TASK INSTRUCTIONS: Return every record verbatim.

* * * * * * *

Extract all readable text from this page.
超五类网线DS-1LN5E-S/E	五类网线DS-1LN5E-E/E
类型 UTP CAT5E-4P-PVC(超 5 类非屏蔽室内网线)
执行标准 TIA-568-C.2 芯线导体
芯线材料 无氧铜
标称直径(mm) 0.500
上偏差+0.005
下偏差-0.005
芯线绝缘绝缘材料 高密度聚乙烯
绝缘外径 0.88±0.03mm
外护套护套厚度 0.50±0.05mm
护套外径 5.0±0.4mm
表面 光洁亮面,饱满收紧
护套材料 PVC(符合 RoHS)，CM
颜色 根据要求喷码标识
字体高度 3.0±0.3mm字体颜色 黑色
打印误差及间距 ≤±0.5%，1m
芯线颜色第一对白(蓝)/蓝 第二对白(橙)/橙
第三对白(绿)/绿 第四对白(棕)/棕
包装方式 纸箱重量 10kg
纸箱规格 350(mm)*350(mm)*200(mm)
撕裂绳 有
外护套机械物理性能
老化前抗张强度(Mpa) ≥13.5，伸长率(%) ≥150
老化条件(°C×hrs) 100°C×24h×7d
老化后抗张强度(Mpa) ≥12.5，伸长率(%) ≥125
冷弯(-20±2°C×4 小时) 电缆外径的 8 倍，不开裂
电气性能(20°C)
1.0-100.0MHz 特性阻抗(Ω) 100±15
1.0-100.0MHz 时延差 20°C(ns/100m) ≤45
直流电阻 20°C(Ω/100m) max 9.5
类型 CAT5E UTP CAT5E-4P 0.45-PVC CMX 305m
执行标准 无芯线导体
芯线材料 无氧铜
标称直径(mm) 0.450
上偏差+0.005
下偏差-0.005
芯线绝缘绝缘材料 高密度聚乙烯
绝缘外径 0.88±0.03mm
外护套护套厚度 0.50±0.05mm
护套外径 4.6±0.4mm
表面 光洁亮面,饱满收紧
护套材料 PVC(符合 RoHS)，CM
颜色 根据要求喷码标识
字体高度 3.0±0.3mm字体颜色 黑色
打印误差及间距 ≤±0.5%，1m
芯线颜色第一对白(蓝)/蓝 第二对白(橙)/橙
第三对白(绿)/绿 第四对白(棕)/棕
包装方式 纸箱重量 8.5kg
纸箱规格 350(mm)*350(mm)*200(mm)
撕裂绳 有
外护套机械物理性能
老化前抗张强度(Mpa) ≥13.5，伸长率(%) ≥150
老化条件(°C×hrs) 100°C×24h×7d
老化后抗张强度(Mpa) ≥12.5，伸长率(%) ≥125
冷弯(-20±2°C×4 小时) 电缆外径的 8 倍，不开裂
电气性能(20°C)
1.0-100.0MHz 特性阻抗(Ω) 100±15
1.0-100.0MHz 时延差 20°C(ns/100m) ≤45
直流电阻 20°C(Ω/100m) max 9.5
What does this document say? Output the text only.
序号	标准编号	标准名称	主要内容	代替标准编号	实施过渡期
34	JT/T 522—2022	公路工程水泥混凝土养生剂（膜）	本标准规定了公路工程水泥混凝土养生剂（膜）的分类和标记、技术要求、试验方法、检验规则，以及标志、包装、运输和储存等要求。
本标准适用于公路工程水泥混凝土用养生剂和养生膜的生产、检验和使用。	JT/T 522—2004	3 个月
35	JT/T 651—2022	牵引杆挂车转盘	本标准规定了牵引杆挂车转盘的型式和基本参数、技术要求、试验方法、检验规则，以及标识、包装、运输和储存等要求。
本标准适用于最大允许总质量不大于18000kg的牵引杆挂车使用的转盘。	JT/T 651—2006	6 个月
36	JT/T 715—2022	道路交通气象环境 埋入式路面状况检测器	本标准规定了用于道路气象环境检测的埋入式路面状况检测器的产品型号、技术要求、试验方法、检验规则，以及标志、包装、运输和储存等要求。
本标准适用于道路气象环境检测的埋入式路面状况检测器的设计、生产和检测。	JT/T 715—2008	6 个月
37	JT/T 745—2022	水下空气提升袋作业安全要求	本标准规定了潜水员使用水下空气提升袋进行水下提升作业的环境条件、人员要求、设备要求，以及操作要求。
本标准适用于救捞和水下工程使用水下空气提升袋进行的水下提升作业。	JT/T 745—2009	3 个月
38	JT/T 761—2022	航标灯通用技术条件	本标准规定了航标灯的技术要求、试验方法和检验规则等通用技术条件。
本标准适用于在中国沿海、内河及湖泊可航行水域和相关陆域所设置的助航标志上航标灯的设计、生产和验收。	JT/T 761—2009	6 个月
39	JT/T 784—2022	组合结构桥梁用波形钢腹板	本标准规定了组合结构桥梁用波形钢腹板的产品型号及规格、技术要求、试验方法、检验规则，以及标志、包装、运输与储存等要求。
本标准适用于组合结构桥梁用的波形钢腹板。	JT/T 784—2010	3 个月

* * * * * * *

ANSWER TO THE EXERCISE:
Extract all readable text from this page.
超五类网线DS-1LN5E-S/E	五类网线DS-1LN5E-E/E
类型 UTP CAT5E-4P-PVC(超 5 类非屏蔽室内网线)
执行标准 TIA-568-C.2 芯线导体
芯线材料 无氧铜
标称直径(mm) 0.500
上偏差+0.005
下偏差-0.005
芯线绝缘绝缘材料 高密度聚乙烯
绝缘外径 0.88±0.03mm
外护套护套厚度 0.50±0.05mm
护套外径 5.0±0.4mm
表面 光洁亮面,饱满收紧
护套材料 PVC(符合 RoHS)，CM
颜色 根据要求喷码标识
字体高度 3.0±0.3mm字体颜色 黑色
打印误差及间距 ≤±0.5%，1m
芯线颜色第一对白(蓝)/蓝 第二对白(橙)/橙
第三对白(绿)/绿 第四对白(棕)/棕
包装方式 纸箱重量 10kg
纸箱规格 350(mm)*350(mm)*200(mm)
撕裂绳 有
外护套机械物理性能
老化前抗张强度(Mpa) ≥13.5，伸长率(%) ≥150
老化条件(°C×hrs) 100°C×24h×7d
老化后抗张强度(Mpa) ≥12.5，伸长率(%) ≥125
冷弯(-20±2°C×4 小时) 电缆外径的 8 倍，不开裂
电气性能(20°C)
1.0-100.0MHz 特性阻抗(Ω) 100±15
1.0-100.0MHz 时延差 20°C(ns/100m) ≤45
直流电阻 20°C(Ω/100m) max 9.5
类型 CAT5E UTP CAT5E-4P 0.45-PVC CMX 305m
执行标准 无芯线导体
芯线材料 无氧铜
标称直径(mm) 0.450
上偏差+0.005
下偏差-0.005
芯线绝缘绝缘材料 高密度聚乙烯
绝缘外径 0.88±0.03mm
外护套护套厚度 0.50±0.05mm
护套外径 4.6±0.4mm
表面 光洁亮面,饱满收紧
护套材料 PVC(符合 RoHS)，CM
颜色 根据要求喷码标识
字体高度 3.0±0.3mm字体颜色 黑色
打印误差及间距 ≤±0.5%，1m
芯线颜色第一对白(蓝)/蓝 第二对白(橙)/橙
第三对白(绿)/绿 第四对白(棕)/棕
包装方式 纸箱重量 8.5kg
纸箱规格 350(mm)*350(mm)*200(mm)
撕裂绳 有
外护套机械物理性能
老化前抗张强度(Mpa) ≥13.5，伸长率(%) ≥150
老化条件(°C×hrs) 100°C×24h×7d
老化后抗张强度(Mpa) ≥12.5，伸长率(%) ≥125
冷弯(-20±2°C×4 小时) 电缆外径的 8 倍，不开裂
电气性能(20°C)
1.0-100.0MHz 特性阻抗(Ω) 100±15
1.0-100.0MHz 时延差 20°C(ns/100m) ≤45
直流电阻 20°C(Ω/100m) max 9.5
What does this document say? Output the text only.
序号	标准编号	标准名称	主要内容	代替标准编号	实施过渡期
34	JT/T 522—2022	公路工程水泥混凝土养生剂（膜）	本标准规定了公路工程水泥混凝土养生剂（膜）的分类和标记、技术要求、试验方法、检验规则，以及标志、包装、运输和储存等要求。
本标准适用于公路工程水泥混凝土用养生剂和养生膜的生产、检验和使用。	JT/T 522—2004	3 个月
35	JT/T 651—2022	牵引杆挂车转盘	本标准规定了牵引杆挂车转盘的型式和基本参数、技术要求、试验方法、检验规则，以及标识、包装、运输和储存等要求。
本标准适用于最大允许总质量不大于18000kg的牵引杆挂车使用的转盘。	JT/T 651—2006	6 个月
36	JT/T 715—2022	道路交通气象环境 埋入式路面状况检测器	本标准规定了用于道路气象环境检测的埋入式路面状况检测器的产品型号、技术要求、试验方法、检验规则，以及标志、包装、运输和储存等要求。
本标准适用于道路气象环境检测的埋入式路面状况检测器的设计、生产和检测。	JT/T 715—2008	6 个月
37	JT/T 745—2022	水下空气提升袋作业安全要求	本标准规定了潜水员使用水下空气提升袋进行水下提升作业的环境条件、人员要求、设备要求，以及操作要求。
本标准适用于救捞和水下工程使用水下空气提升袋进行的水下提升作业。	JT/T 745—2009	3 个月
38	JT/T 761—2022	航标灯通用技术条件	本标准规定了航标灯的技术要求、试验方法和检验规则等通用技术条件。
本标准适用于在中国沿海、内河及湖泊可航行水域和相关陆域所设置的助航标志上航标灯的设计、生产和验收。	JT/T 761—2009	6 个月
39	JT/T 784—2022	组合结构桥梁用波形钢腹板	本标准规定了组合结构桥梁用波形钢腹板的产品型号及规格、技术要求、试验方法、检验规则，以及标志、包装、运输与储存等要求。
本标准适用于组合结构桥梁用的波形钢腹板。	JT/T 784—2010	3 个月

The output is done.